(AIM) Write out the records word for word, with no pictures.
"""
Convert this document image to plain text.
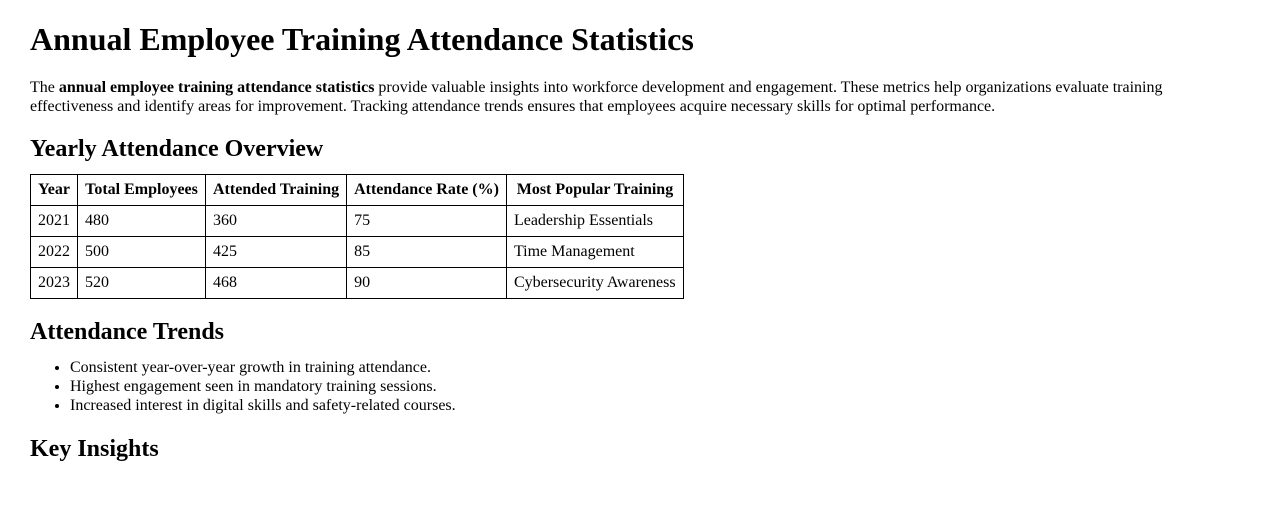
Annual Employee Training Attendance Statistics

The annual employee training attendance statistics provide valuable insights into workforce development and engagement. These metrics help organizations evaluate training effectiveness and identify areas for improvement. Tracking attendance trends ensures that employees acquire necessary skills for optimal performance.

Yearly Attendance Overview
Year	Total Employees	Attended Training	Attendance Rate (%)	Most Popular Training
2021	480	360	75	Leadership Essentials
2022	500	425	85	Time Management
2023	520	468	90	Cybersecurity Awareness
Attendance Trends
• Consistent year-over-year growth in training attendance.
• Highest engagement seen in mandatory training sessions.
• Increased interest in digital skills and safety-related courses.
Key Insights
"""
(SOLUTION TO THE PROBLEM)
Convert this document image to plain text.
Annual Employee Training Attendance Statistics

The annual employee training attendance statistics provide valuable insights into workforce development and engagement. These metrics help organizations evaluate training effectiveness and identify areas for improvement. Tracking attendance trends ensures that employees acquire necessary skills for optimal performance.

Yearly Attendance Overview
Year	Total Employees	Attended Training	Attendance Rate (%)	Most Popular Training
2021	480	360	75	Leadership Essentials
2022	500	425	85	Time Management
2023	520	468	90	Cybersecurity Awareness
Attendance Trends
• Consistent year-over-year growth in training attendance.
• Highest engagement seen in mandatory training sessions.
• Increased interest in digital skills and safety-related courses.
Key Insights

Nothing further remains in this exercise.